__WHAT THE TASK ASKS__: Read the lines that follow and tally those with the word "freezing"; give the number and nothing else.

┄┄┄┄┄┄

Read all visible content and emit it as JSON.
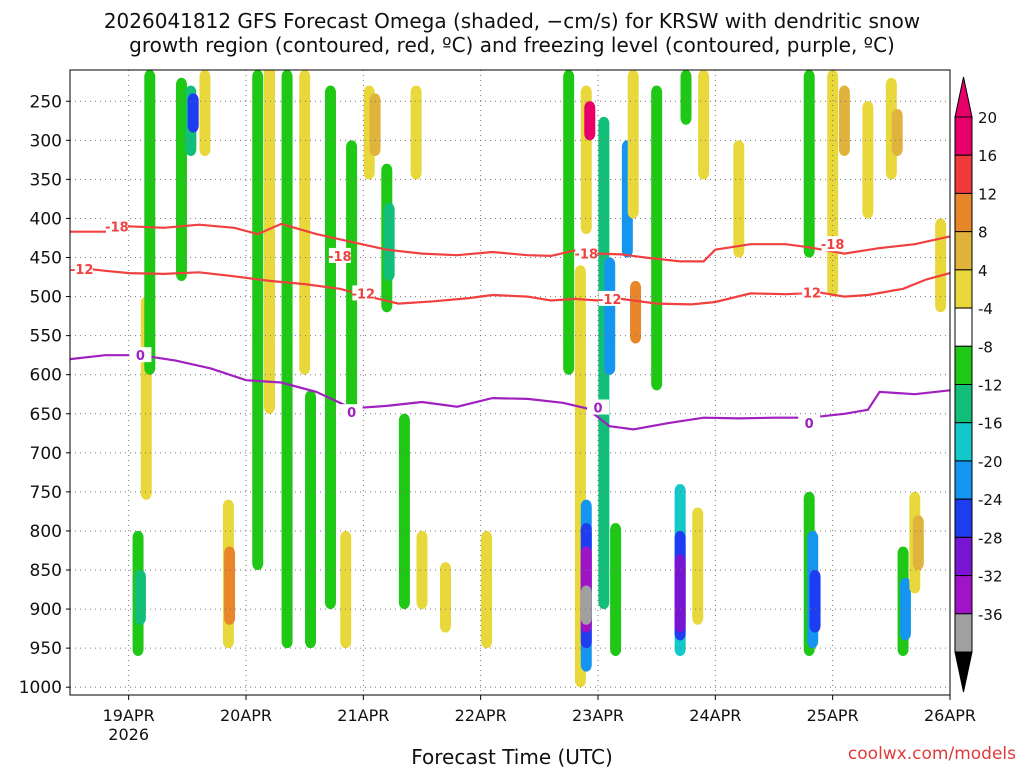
{
  "chart_data": {
    "type": "heatmap",
    "title_line1": "2026041812 GFS Forecast Omega (shaded, −cm/s) for KRSW with dendritic snow",
    "title_line2": "growth region (contoured, red, ºC) and freezing level (contoured, purple, ºC)",
    "xlabel": "Forecast Time (UTC)",
    "credit": "coolwx.com/models",
    "y_axis": {
      "quantity": "pressure (hPa)",
      "reversed": true,
      "range": [
        210,
        1010
      ],
      "ticks": [
        250,
        300,
        350,
        400,
        450,
        500,
        550,
        600,
        650,
        700,
        750,
        800,
        850,
        900,
        950,
        1000
      ]
    },
    "x_axis": {
      "range_days": [
        18.5,
        26.0
      ],
      "ticks": [
        {
          "day": 19,
          "label": "19APR",
          "sublabel": "2026"
        },
        {
          "day": 20,
          "label": "20APR"
        },
        {
          "day": 21,
          "label": "21APR"
        },
        {
          "day": 22,
          "label": "22APR"
        },
        {
          "day": 23,
          "label": "23APR"
        },
        {
          "day": 24,
          "label": "24APR"
        },
        {
          "day": 25,
          "label": "25APR"
        },
        {
          "day": 26,
          "label": "26APR"
        }
      ]
    },
    "colorbar": {
      "levels": [
        {
          "label": "20",
          "color": "#e8006a"
        },
        {
          "label": "16",
          "color": "#ee3a3a"
        },
        {
          "label": "12",
          "color": "#e8862a"
        },
        {
          "label": "8",
          "color": "#e0b43c"
        },
        {
          "label": "4",
          "color": "#e8d83c"
        },
        {
          "label": "-4",
          "color": "#ffffff"
        },
        {
          "label": "-8",
          "color": "#1ec814"
        },
        {
          "label": "-12",
          "color": "#12bf78"
        },
        {
          "label": "-16",
          "color": "#12c8c8"
        },
        {
          "label": "-20",
          "color": "#1496f0"
        },
        {
          "label": "-24",
          "color": "#1e3cf0"
        },
        {
          "label": "-28",
          "color": "#7814d2"
        },
        {
          "label": "-32",
          "color": "#a014c8"
        },
        {
          "label": "-36",
          "color": "#a0a0a0"
        }
      ],
      "extend_high_color": "#e8006a",
      "extend_low_color": "#000000"
    },
    "contours": [
      {
        "name": "-18C isotherm",
        "color": "#f04040",
        "label": "-18",
        "label_points": [
          {
            "day": 18.9,
            "p": 410
          },
          {
            "day": 20.8,
            "p": 448
          },
          {
            "day": 22.9,
            "p": 445
          },
          {
            "day": 25.0,
            "p": 433
          }
        ],
        "points": [
          [
            18.5,
            417
          ],
          [
            18.8,
            417
          ],
          [
            19.0,
            410
          ],
          [
            19.3,
            412
          ],
          [
            19.6,
            408
          ],
          [
            19.9,
            412
          ],
          [
            20.1,
            420
          ],
          [
            20.3,
            407
          ],
          [
            20.6,
            420
          ],
          [
            20.9,
            430
          ],
          [
            21.2,
            440
          ],
          [
            21.5,
            445
          ],
          [
            21.8,
            447
          ],
          [
            22.1,
            443
          ],
          [
            22.4,
            447
          ],
          [
            22.6,
            448
          ],
          [
            22.8,
            441
          ],
          [
            23.0,
            445
          ],
          [
            23.2,
            446
          ],
          [
            23.4,
            450
          ],
          [
            23.7,
            455
          ],
          [
            23.9,
            455
          ],
          [
            24.0,
            440
          ],
          [
            24.3,
            433
          ],
          [
            24.6,
            433
          ],
          [
            24.8,
            437
          ],
          [
            25.1,
            445
          ],
          [
            25.4,
            438
          ],
          [
            25.7,
            433
          ],
          [
            26.0,
            423
          ]
        ]
      },
      {
        "name": "-12C isotherm",
        "color": "#f04040",
        "label": "-12",
        "label_points": [
          {
            "day": 18.6,
            "p": 465
          },
          {
            "day": 21.0,
            "p": 496
          },
          {
            "day": 23.1,
            "p": 503
          },
          {
            "day": 24.8,
            "p": 495
          }
        ],
        "points": [
          [
            18.5,
            462
          ],
          [
            18.8,
            467
          ],
          [
            19.0,
            470
          ],
          [
            19.3,
            471
          ],
          [
            19.6,
            469
          ],
          [
            19.9,
            474
          ],
          [
            20.2,
            480
          ],
          [
            20.5,
            484
          ],
          [
            20.8,
            490
          ],
          [
            21.1,
            502
          ],
          [
            21.3,
            509
          ],
          [
            21.6,
            506
          ],
          [
            21.9,
            502
          ],
          [
            22.1,
            498
          ],
          [
            22.4,
            500
          ],
          [
            22.6,
            505
          ],
          [
            22.8,
            503
          ],
          [
            23.0,
            505
          ],
          [
            23.2,
            503
          ],
          [
            23.5,
            509
          ],
          [
            23.8,
            510
          ],
          [
            24.0,
            507
          ],
          [
            24.3,
            496
          ],
          [
            24.6,
            497
          ],
          [
            24.9,
            495
          ],
          [
            25.1,
            500
          ],
          [
            25.3,
            498
          ],
          [
            25.6,
            490
          ],
          [
            25.8,
            478
          ],
          [
            26.0,
            470
          ]
        ]
      },
      {
        "name": "0C freezing level",
        "color": "#a020c0",
        "label": "0",
        "label_points": [
          {
            "day": 19.1,
            "p": 575
          },
          {
            "day": 20.9,
            "p": 648
          },
          {
            "day": 23.0,
            "p": 642
          },
          {
            "day": 24.8,
            "p": 662
          }
        ],
        "points": [
          [
            18.5,
            580
          ],
          [
            18.8,
            575
          ],
          [
            19.1,
            575
          ],
          [
            19.4,
            582
          ],
          [
            19.7,
            592
          ],
          [
            20.0,
            607
          ],
          [
            20.3,
            610
          ],
          [
            20.6,
            622
          ],
          [
            20.9,
            643
          ],
          [
            21.2,
            640
          ],
          [
            21.5,
            635
          ],
          [
            21.8,
            641
          ],
          [
            22.1,
            630
          ],
          [
            22.4,
            631
          ],
          [
            22.7,
            636
          ],
          [
            22.9,
            643
          ],
          [
            23.1,
            666
          ],
          [
            23.3,
            670
          ],
          [
            23.6,
            662
          ],
          [
            23.9,
            655
          ],
          [
            24.2,
            656
          ],
          [
            24.5,
            655
          ],
          [
            24.8,
            655
          ],
          [
            25.1,
            650
          ],
          [
            25.3,
            645
          ],
          [
            25.4,
            622
          ],
          [
            25.7,
            625
          ],
          [
            26.0,
            620
          ]
        ]
      }
    ],
    "omega_patches": [
      {
        "day": 19.08,
        "p0": 800,
        "p1": 960,
        "color": "#1ec814"
      },
      {
        "day": 19.1,
        "p0": 850,
        "p1": 920,
        "color": "#12bf78"
      },
      {
        "day": 19.15,
        "p0": 500,
        "p1": 760,
        "color": "#e8d83c"
      },
      {
        "day": 19.18,
        "p0": 210,
        "p1": 600,
        "color": "#1ec814"
      },
      {
        "day": 19.45,
        "p0": 220,
        "p1": 480,
        "color": "#1ec814"
      },
      {
        "day": 19.53,
        "p0": 230,
        "p1": 320,
        "color": "#12bf78"
      },
      {
        "day": 19.55,
        "p0": 240,
        "p1": 290,
        "color": "#1e3cf0"
      },
      {
        "day": 19.65,
        "p0": 210,
        "p1": 320,
        "color": "#e8d83c"
      },
      {
        "day": 19.85,
        "p0": 760,
        "p1": 950,
        "color": "#e8d83c"
      },
      {
        "day": 19.86,
        "p0": 820,
        "p1": 920,
        "color": "#e8862a"
      },
      {
        "day": 20.1,
        "p0": 210,
        "p1": 850,
        "color": "#1ec814"
      },
      {
        "day": 20.2,
        "p0": 200,
        "p1": 650,
        "color": "#e8d83c"
      },
      {
        "day": 20.35,
        "p0": 210,
        "p1": 950,
        "color": "#1ec814"
      },
      {
        "day": 20.5,
        "p0": 210,
        "p1": 600,
        "color": "#e8d83c"
      },
      {
        "day": 20.55,
        "p0": 620,
        "p1": 950,
        "color": "#1ec814"
      },
      {
        "day": 20.72,
        "p0": 230,
        "p1": 900,
        "color": "#1ec814"
      },
      {
        "day": 20.85,
        "p0": 800,
        "p1": 950,
        "color": "#e8d83c"
      },
      {
        "day": 20.9,
        "p0": 300,
        "p1": 650,
        "color": "#1ec814"
      },
      {
        "day": 21.05,
        "p0": 230,
        "p1": 350,
        "color": "#e8d83c"
      },
      {
        "day": 21.1,
        "p0": 240,
        "p1": 320,
        "color": "#e0b43c"
      },
      {
        "day": 21.2,
        "p0": 330,
        "p1": 520,
        "color": "#1ec814"
      },
      {
        "day": 21.22,
        "p0": 380,
        "p1": 480,
        "color": "#12bf78"
      },
      {
        "day": 21.35,
        "p0": 650,
        "p1": 900,
        "color": "#1ec814"
      },
      {
        "day": 21.45,
        "p0": 230,
        "p1": 350,
        "color": "#e8d83c"
      },
      {
        "day": 21.5,
        "p0": 800,
        "p1": 900,
        "color": "#e8d83c"
      },
      {
        "day": 21.7,
        "p0": 840,
        "p1": 930,
        "color": "#e8d83c"
      },
      {
        "day": 22.05,
        "p0": 800,
        "p1": 950,
        "color": "#e8d83c"
      },
      {
        "day": 22.75,
        "p0": 210,
        "p1": 600,
        "color": "#1ec814"
      },
      {
        "day": 22.85,
        "p0": 460,
        "p1": 1000,
        "color": "#e8d83c"
      },
      {
        "day": 22.9,
        "p0": 230,
        "p1": 420,
        "color": "#e8d83c"
      },
      {
        "day": 22.93,
        "p0": 250,
        "p1": 300,
        "color": "#e8006a"
      },
      {
        "day": 22.9,
        "p0": 760,
        "p1": 980,
        "color": "#1496f0"
      },
      {
        "day": 22.9,
        "p0": 790,
        "p1": 950,
        "color": "#1e3cf0"
      },
      {
        "day": 22.9,
        "p0": 820,
        "p1": 930,
        "color": "#a014c8"
      },
      {
        "day": 22.9,
        "p0": 870,
        "p1": 920,
        "color": "#a0a0a0"
      },
      {
        "day": 23.05,
        "p0": 270,
        "p1": 900,
        "color": "#12bf78"
      },
      {
        "day": 23.1,
        "p0": 450,
        "p1": 600,
        "color": "#1496f0"
      },
      {
        "day": 23.15,
        "p0": 790,
        "p1": 960,
        "color": "#1ec814"
      },
      {
        "day": 23.25,
        "p0": 300,
        "p1": 450,
        "color": "#1496f0"
      },
      {
        "day": 23.3,
        "p0": 210,
        "p1": 400,
        "color": "#e8d83c"
      },
      {
        "day": 23.32,
        "p0": 480,
        "p1": 560,
        "color": "#e8862a"
      },
      {
        "day": 23.5,
        "p0": 230,
        "p1": 620,
        "color": "#1ec814"
      },
      {
        "day": 23.7,
        "p0": 740,
        "p1": 960,
        "color": "#12c8c8"
      },
      {
        "day": 23.7,
        "p0": 800,
        "p1": 940,
        "color": "#1e3cf0"
      },
      {
        "day": 23.7,
        "p0": 830,
        "p1": 930,
        "color": "#7814d2"
      },
      {
        "day": 23.75,
        "p0": 210,
        "p1": 280,
        "color": "#1ec814"
      },
      {
        "day": 23.85,
        "p0": 770,
        "p1": 920,
        "color": "#e8d83c"
      },
      {
        "day": 23.9,
        "p0": 210,
        "p1": 350,
        "color": "#e8d83c"
      },
      {
        "day": 24.2,
        "p0": 300,
        "p1": 450,
        "color": "#e8d83c"
      },
      {
        "day": 24.8,
        "p0": 210,
        "p1": 450,
        "color": "#1ec814"
      },
      {
        "day": 24.8,
        "p0": 750,
        "p1": 960,
        "color": "#1ec814"
      },
      {
        "day": 24.83,
        "p0": 800,
        "p1": 950,
        "color": "#1496f0"
      },
      {
        "day": 24.85,
        "p0": 850,
        "p1": 930,
        "color": "#1e3cf0"
      },
      {
        "day": 25.0,
        "p0": 210,
        "p1": 500,
        "color": "#e8d83c"
      },
      {
        "day": 25.1,
        "p0": 230,
        "p1": 320,
        "color": "#e0b43c"
      },
      {
        "day": 25.3,
        "p0": 250,
        "p1": 400,
        "color": "#e8d83c"
      },
      {
        "day": 25.5,
        "p0": 220,
        "p1": 350,
        "color": "#e8d83c"
      },
      {
        "day": 25.55,
        "p0": 260,
        "p1": 320,
        "color": "#e0b43c"
      },
      {
        "day": 25.6,
        "p0": 820,
        "p1": 960,
        "color": "#1ec814"
      },
      {
        "day": 25.62,
        "p0": 860,
        "p1": 940,
        "color": "#1496f0"
      },
      {
        "day": 25.7,
        "p0": 750,
        "p1": 880,
        "color": "#e8d83c"
      },
      {
        "day": 25.73,
        "p0": 780,
        "p1": 850,
        "color": "#e0b43c"
      },
      {
        "day": 25.92,
        "p0": 400,
        "p1": 520,
        "color": "#e8d83c"
      }
    ],
    "terrain": {
      "p_top": 1010,
      "color": "#a0522d"
    }
  }
}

┄┄┄┄┄┄

__THE RESULT__: 2